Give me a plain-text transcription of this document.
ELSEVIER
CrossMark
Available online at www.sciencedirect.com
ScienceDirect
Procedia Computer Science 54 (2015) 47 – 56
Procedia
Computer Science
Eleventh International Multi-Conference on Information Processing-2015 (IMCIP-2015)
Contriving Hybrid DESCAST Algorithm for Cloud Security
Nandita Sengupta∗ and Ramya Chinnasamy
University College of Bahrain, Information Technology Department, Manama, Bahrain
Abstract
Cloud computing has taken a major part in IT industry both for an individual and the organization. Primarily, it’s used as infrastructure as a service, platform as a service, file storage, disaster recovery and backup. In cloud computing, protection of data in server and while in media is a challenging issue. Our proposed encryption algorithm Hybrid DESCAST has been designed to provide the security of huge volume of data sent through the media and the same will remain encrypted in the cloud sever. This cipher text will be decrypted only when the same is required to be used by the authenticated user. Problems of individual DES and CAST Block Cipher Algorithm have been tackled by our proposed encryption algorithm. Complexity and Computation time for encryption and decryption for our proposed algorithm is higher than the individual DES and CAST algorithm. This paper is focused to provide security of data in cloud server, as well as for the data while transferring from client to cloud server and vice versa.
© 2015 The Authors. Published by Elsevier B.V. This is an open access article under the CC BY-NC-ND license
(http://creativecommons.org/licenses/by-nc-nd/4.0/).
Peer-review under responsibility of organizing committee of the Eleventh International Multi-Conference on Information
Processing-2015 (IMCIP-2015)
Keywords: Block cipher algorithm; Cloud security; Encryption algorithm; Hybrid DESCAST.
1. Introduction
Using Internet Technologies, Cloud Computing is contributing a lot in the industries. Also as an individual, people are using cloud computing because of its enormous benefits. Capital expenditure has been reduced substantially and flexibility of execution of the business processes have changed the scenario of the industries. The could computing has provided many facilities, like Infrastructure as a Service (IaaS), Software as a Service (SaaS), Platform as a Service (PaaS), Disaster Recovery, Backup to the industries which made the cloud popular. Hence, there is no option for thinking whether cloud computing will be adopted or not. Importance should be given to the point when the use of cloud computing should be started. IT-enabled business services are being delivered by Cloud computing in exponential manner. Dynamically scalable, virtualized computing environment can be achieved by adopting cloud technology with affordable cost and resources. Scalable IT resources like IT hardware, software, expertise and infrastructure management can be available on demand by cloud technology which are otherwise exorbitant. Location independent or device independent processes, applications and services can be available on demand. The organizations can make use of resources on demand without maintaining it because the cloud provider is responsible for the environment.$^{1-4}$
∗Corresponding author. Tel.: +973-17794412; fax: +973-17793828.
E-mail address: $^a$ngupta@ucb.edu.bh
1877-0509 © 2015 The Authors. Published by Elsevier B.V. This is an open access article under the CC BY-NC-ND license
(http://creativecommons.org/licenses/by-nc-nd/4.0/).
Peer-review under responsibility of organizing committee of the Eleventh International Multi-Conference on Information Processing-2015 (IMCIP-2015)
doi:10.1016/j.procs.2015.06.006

==

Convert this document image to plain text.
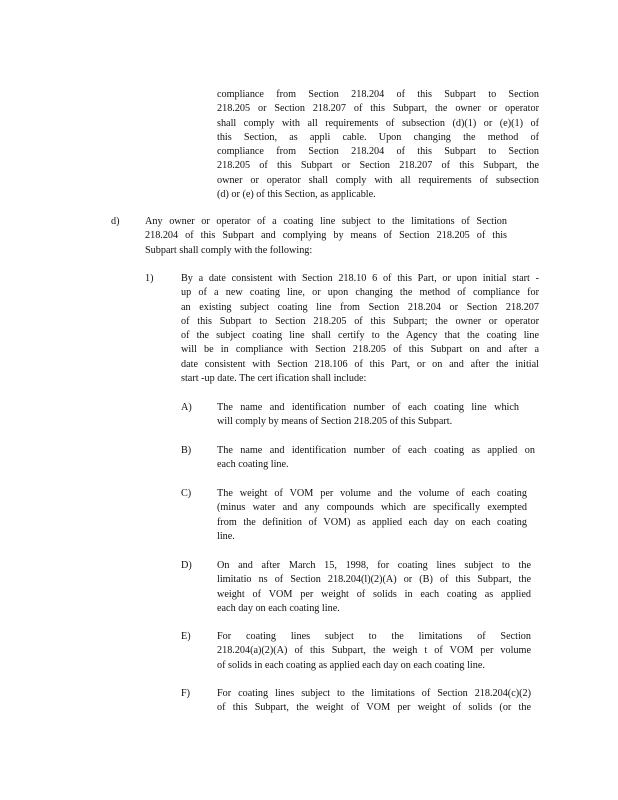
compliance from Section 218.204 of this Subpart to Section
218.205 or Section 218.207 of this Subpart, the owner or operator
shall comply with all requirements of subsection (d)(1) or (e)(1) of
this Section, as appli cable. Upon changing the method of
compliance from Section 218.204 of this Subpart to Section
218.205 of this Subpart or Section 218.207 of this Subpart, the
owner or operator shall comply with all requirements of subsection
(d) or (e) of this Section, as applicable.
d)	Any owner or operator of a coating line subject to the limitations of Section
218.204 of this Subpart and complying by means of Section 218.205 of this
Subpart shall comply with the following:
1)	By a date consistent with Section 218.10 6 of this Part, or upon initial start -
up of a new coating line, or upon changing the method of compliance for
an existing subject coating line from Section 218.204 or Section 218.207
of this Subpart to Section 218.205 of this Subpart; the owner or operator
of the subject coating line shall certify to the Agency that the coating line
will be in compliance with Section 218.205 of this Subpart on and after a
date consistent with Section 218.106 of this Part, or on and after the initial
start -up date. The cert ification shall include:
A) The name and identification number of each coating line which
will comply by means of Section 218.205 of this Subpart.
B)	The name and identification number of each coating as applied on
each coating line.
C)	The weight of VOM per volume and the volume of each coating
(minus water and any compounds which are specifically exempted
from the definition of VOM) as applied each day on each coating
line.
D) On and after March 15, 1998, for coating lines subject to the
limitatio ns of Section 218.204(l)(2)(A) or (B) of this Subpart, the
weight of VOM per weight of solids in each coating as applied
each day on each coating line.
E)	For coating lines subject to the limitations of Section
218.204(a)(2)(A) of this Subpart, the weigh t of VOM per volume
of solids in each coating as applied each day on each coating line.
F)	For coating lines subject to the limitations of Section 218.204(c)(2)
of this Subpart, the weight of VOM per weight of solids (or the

## DIRECTIVE
Look through the entries and find each line that has the string "open". Copy those lines.

## TASK RESULT
© 2015 The Authors. Published by Elsevier B.V. This is an open access article under the CC BY-NC-ND license
1877-0509 © 2015 The Authors. Published by Elsevier B.V. This is an open access article under the CC BY-NC-ND license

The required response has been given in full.